RECORD EXCERPTS start
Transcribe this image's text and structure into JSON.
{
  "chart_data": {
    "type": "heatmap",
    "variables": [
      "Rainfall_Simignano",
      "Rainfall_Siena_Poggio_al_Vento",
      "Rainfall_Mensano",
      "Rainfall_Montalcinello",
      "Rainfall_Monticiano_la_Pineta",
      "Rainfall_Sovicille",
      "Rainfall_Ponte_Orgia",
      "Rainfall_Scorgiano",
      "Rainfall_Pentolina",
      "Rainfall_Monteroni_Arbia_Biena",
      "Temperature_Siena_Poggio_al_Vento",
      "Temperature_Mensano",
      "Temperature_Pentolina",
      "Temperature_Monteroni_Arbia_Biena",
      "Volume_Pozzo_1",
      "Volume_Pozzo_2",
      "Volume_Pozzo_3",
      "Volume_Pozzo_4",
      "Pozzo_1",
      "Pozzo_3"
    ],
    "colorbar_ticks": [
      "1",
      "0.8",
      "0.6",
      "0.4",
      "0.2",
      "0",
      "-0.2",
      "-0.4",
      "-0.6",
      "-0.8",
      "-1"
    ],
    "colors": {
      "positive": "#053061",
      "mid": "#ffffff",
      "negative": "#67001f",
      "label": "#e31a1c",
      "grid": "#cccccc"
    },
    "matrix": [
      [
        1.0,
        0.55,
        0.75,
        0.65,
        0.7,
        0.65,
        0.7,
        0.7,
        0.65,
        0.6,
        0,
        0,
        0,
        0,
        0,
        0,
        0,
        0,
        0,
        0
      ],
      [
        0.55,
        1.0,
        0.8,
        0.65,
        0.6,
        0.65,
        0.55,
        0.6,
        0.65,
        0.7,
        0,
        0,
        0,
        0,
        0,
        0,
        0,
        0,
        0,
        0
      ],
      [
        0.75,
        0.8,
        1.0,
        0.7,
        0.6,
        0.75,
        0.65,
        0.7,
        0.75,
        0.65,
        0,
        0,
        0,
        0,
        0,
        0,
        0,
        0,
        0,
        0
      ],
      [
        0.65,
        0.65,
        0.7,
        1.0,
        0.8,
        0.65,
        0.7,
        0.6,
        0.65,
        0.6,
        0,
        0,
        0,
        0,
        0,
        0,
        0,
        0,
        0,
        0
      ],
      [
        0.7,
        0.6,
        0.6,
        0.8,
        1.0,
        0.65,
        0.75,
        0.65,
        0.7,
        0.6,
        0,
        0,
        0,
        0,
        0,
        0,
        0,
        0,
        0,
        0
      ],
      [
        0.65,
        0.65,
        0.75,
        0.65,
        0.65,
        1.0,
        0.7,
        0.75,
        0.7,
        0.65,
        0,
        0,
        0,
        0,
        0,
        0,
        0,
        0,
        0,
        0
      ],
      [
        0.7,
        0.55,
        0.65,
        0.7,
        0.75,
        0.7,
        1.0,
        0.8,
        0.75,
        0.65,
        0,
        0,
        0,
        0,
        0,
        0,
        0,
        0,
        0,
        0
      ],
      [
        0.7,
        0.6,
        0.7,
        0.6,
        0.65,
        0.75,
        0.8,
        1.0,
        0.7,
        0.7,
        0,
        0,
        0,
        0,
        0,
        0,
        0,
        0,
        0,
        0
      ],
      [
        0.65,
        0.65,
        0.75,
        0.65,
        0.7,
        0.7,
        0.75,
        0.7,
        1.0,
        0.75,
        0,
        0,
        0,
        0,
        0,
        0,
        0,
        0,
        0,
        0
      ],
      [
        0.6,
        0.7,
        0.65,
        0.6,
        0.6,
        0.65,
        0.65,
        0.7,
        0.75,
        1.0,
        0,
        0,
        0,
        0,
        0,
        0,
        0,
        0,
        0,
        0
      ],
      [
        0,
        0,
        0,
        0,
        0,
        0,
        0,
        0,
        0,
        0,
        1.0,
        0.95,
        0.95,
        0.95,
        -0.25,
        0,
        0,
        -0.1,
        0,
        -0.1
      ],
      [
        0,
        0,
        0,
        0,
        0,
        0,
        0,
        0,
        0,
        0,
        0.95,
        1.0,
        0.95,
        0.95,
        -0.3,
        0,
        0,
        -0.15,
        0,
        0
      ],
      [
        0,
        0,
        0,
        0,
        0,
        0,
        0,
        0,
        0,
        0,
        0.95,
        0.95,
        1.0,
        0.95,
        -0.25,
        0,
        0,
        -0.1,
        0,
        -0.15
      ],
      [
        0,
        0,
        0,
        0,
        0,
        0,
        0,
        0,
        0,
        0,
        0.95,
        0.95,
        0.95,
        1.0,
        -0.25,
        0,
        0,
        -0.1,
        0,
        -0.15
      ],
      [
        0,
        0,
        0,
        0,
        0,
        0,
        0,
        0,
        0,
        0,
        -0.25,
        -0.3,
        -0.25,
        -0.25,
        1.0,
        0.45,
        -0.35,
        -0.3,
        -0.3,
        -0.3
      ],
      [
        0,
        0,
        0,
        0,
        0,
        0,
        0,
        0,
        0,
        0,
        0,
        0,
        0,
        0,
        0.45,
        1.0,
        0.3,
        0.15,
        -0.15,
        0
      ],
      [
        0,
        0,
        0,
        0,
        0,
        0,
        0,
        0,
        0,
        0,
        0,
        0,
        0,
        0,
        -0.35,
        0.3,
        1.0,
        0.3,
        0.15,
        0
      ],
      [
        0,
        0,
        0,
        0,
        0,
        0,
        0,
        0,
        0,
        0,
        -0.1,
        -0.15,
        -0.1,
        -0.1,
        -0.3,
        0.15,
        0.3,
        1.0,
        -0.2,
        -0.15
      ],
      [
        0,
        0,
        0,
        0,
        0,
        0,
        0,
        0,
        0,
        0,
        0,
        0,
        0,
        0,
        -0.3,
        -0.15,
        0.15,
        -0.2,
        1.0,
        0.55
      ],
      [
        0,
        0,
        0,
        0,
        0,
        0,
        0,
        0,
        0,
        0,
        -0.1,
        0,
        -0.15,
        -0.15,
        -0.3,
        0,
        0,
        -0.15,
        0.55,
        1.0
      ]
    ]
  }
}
RECORD EXCERPTS end
**PROBLEM STATEMENT:**
All of the material above needs to be copied exactly.

**RESULT FOR THIS EXERCISE:**
Transcribe this image's text and structure into JSON.
{
  "chart_data": {
    "type": "heatmap",
    "variables": [
      "Rainfall_Simignano",
      "Rainfall_Siena_Poggio_al_Vento",
      "Rainfall_Mensano",
      "Rainfall_Montalcinello",
      "Rainfall_Monticiano_la_Pineta",
      "Rainfall_Sovicille",
      "Rainfall_Ponte_Orgia",
      "Rainfall_Scorgiano",
      "Rainfall_Pentolina",
      "Rainfall_Monteroni_Arbia_Biena",
      "Temperature_Siena_Poggio_al_Vento",
      "Temperature_Mensano",
      "Temperature_Pentolina",
      "Temperature_Monteroni_Arbia_Biena",
      "Volume_Pozzo_1",
      "Volume_Pozzo_2",
      "Volume_Pozzo_3",
      "Volume_Pozzo_4",
      "Pozzo_1",
      "Pozzo_3"
    ],
    "colorbar_ticks": [
      "1",
      "0.8",
      "0.6",
      "0.4",
      "0.2",
      "0",
      "-0.2",
      "-0.4",
      "-0.6",
      "-0.8",
      "-1"
    ],
    "colors": {
      "positive": "#053061",
      "mid": "#ffffff",
      "negative": "#67001f",
      "label": "#e31a1c",
      "grid": "#cccccc"
    },
    "matrix": [
      [
        1.0,
        0.55,
        0.75,
        0.65,
        0.7,
        0.65,
        0.7,
        0.7,
        0.65,
        0.6,
        0,
        0,
        0,
        0,
        0,
        0,
        0,
        0,
        0,
        0
      ],
      [
        0.55,
        1.0,
        0.8,
        0.65,
        0.6,
        0.65,
        0.55,
        0.6,
        0.65,
        0.7,
        0,
        0,
        0,
        0,
        0,
        0,
        0,
        0,
        0,
        0
      ],
      [
        0.75,
        0.8,
        1.0,
        0.7,
        0.6,
        0.75,
        0.65,
        0.7,
        0.75,
        0.65,
        0,
        0,
        0,
        0,
        0,
        0,
        0,
        0,
        0,
        0
      ],
      [
        0.65,
        0.65,
        0.7,
        1.0,
        0.8,
        0.65,
        0.7,
        0.6,
        0.65,
        0.6,
        0,
        0,
        0,
        0,
        0,
        0,
        0,
        0,
        0,
        0
      ],
      [
        0.7,
        0.6,
        0.6,
        0.8,
        1.0,
        0.65,
        0.75,
        0.65,
        0.7,
        0.6,
        0,
        0,
        0,
        0,
        0,
        0,
        0,
        0,
        0,
        0
      ],
      [
        0.65,
        0.65,
        0.75,
        0.65,
        0.65,
        1.0,
        0.7,
        0.75,
        0.7,
        0.65,
        0,
        0,
        0,
        0,
        0,
        0,
        0,
        0,
        0,
        0
      ],
      [
        0.7,
        0.55,
        0.65,
        0.7,
        0.75,
        0.7,
        1.0,
        0.8,
        0.75,
        0.65,
        0,
        0,
        0,
        0,
        0,
        0,
        0,
        0,
        0,
        0
      ],
      [
        0.7,
        0.6,
        0.7,
        0.6,
        0.65,
        0.75,
        0.8,
        1.0,
        0.7,
        0.7,
        0,
        0,
        0,
        0,
        0,
        0,
        0,
        0,
        0,
        0
      ],
      [
        0.65,
        0.65,
        0.75,
        0.65,
        0.7,
        0.7,
        0.75,
        0.7,
        1.0,
        0.75,
        0,
        0,
        0,
        0,
        0,
        0,
        0,
        0,
        0,
        0
      ],
      [
        0.6,
        0.7,
        0.65,
        0.6,
        0.6,
        0.65,
        0.65,
        0.7,
        0.75,
        1.0,
        0,
        0,
        0,
        0,
        0,
        0,
        0,
        0,
        0,
        0
      ],
      [
        0,
        0,
        0,
        0,
        0,
        0,
        0,
        0,
        0,
        0,
        1.0,
        0.95,
        0.95,
        0.95,
        -0.25,
        0,
        0,
        -0.1,
        0,
        -0.1
      ],
      [
        0,
        0,
        0,
        0,
        0,
        0,
        0,
        0,
        0,
        0,
        0.95,
        1.0,
        0.95,
        0.95,
        -0.3,
        0,
        0,
        -0.15,
        0,
        0
      ],
      [
        0,
        0,
        0,
        0,
        0,
        0,
        0,
        0,
        0,
        0,
        0.95,
        0.95,
        1.0,
        0.95,
        -0.25,
        0,
        0,
        -0.1,
        0,
        -0.15
      ],
      [
        0,
        0,
        0,
        0,
        0,
        0,
        0,
        0,
        0,
        0,
        0.95,
        0.95,
        0.95,
        1.0,
        -0.25,
        0,
        0,
        -0.1,
        0,
        -0.15
      ],
      [
        0,
        0,
        0,
        0,
        0,
        0,
        0,
        0,
        0,
        0,
        -0.25,
        -0.3,
        -0.25,
        -0.25,
        1.0,
        0.45,
        -0.35,
        -0.3,
        -0.3,
        -0.3
      ],
      [
        0,
        0,
        0,
        0,
        0,
        0,
        0,
        0,
        0,
        0,
        0,
        0,
        0,
        0,
        0.45,
        1.0,
        0.3,
        0.15,
        -0.15,
        0
      ],
      [
        0,
        0,
        0,
        0,
        0,
        0,
        0,
        0,
        0,
        0,
        0,
        0,
        0,
        0,
        -0.35,
        0.3,
        1.0,
        0.3,
        0.15,
        0
      ],
      [
        0,
        0,
        0,
        0,
        0,
        0,
        0,
        0,
        0,
        0,
        -0.1,
        -0.15,
        -0.1,
        -0.1,
        -0.3,
        0.15,
        0.3,
        1.0,
        -0.2,
        -0.15
      ],
      [
        0,
        0,
        0,
        0,
        0,
        0,
        0,
        0,
        0,
        0,
        0,
        0,
        0,
        0,
        -0.3,
        -0.15,
        0.15,
        -0.2,
        1.0,
        0.55
      ],
      [
        0,
        0,
        0,
        0,
        0,
        0,
        0,
        0,
        0,
        0,
        -0.1,
        0,
        -0.15,
        -0.15,
        -0.3,
        0,
        0,
        -0.15,
        0.55,
        1.0
      ]
    ]
  }
}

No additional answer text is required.